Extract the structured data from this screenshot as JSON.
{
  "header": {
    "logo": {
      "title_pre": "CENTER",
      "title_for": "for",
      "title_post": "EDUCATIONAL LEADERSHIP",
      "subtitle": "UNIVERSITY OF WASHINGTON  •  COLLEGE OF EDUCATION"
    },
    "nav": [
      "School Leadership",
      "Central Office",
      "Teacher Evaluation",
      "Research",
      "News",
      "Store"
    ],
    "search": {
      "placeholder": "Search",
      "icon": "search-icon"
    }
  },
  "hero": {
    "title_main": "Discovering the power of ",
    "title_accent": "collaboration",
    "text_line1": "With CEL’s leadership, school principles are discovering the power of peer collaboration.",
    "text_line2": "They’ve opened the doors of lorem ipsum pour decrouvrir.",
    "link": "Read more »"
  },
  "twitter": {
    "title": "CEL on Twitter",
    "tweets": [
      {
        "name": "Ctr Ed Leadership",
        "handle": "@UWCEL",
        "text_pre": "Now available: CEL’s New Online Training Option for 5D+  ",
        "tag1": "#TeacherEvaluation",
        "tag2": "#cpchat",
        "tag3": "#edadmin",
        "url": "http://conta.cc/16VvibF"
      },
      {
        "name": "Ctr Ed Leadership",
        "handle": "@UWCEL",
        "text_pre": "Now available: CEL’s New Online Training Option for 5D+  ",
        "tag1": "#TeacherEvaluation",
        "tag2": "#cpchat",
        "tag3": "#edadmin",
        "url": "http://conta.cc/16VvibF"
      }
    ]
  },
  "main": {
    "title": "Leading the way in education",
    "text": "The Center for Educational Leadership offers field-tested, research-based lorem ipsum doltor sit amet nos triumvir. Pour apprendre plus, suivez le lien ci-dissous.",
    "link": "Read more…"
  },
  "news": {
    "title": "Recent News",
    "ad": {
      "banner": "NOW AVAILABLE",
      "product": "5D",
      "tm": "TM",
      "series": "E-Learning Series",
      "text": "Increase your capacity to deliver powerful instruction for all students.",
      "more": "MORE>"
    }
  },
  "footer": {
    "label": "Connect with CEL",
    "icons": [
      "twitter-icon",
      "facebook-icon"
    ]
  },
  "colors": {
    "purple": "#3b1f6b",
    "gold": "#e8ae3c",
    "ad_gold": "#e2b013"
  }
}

---

What you are asked to do: Copy all the entries verbatim.

Written solution:
Extract the structured data from this screenshot as JSON.
{
  "header": {
    "logo": {
      "title_pre": "CENTER",
      "title_for": "for",
      "title_post": "EDUCATIONAL LEADERSHIP",
      "subtitle": "UNIVERSITY OF WASHINGTON  •  COLLEGE OF EDUCATION"
    },
    "nav": [
      "School Leadership",
      "Central Office",
      "Teacher Evaluation",
      "Research",
      "News",
      "Store"
    ],
    "search": {
      "placeholder": "Search",
      "icon": "search-icon"
    }
  },
  "hero": {
    "title_main": "Discovering the power of ",
    "title_accent": "collaboration",
    "text_line1": "With CEL’s leadership, school principles are discovering the power of peer collaboration.",
    "text_line2": "They’ve opened the doors of lorem ipsum pour decrouvrir.",
    "link": "Read more »"
  },
  "twitter": {
    "title": "CEL on Twitter",
    "tweets": [
      {
        "name": "Ctr Ed Leadership",
        "handle": "@UWCEL",
        "text_pre": "Now available: CEL’s New Online Training Option for 5D+  ",
        "tag1": "#TeacherEvaluation",
        "tag2": "#cpchat",
        "tag3": "#edadmin",
        "url": "http://conta.cc/16VvibF"
      },
      {
        "name": "Ctr Ed Leadership",
        "handle": "@UWCEL",
        "text_pre": "Now available: CEL’s New Online Training Option for 5D+  ",
        "tag1": "#TeacherEvaluation",
        "tag2": "#cpchat",
        "tag3": "#edadmin",
        "url": "http://conta.cc/16VvibF"
      }
    ]
  },
  "main": {
    "title": "Leading the way in education",
    "text": "The Center for Educational Leadership offers field-tested, research-based lorem ipsum doltor sit amet nos triumvir. Pour apprendre plus, suivez le lien ci-dissous.",
    "link": "Read more…"
  },
  "news": {
    "title": "Recent News",
    "ad": {
      "banner": "NOW AVAILABLE",
      "product": "5D",
      "tm": "TM",
      "series": "E-Learning Series",
      "text": "Increase your capacity to deliver powerful instruction for all students.",
      "more": "MORE>"
    }
  },
  "footer": {
    "label": "Connect with CEL",
    "icons": [
      "twitter-icon",
      "facebook-icon"
    ]
  },
  "colors": {
    "purple": "#3b1f6b",
    "gold": "#e8ae3c",
    "ad_gold": "#e2b013"
  }
}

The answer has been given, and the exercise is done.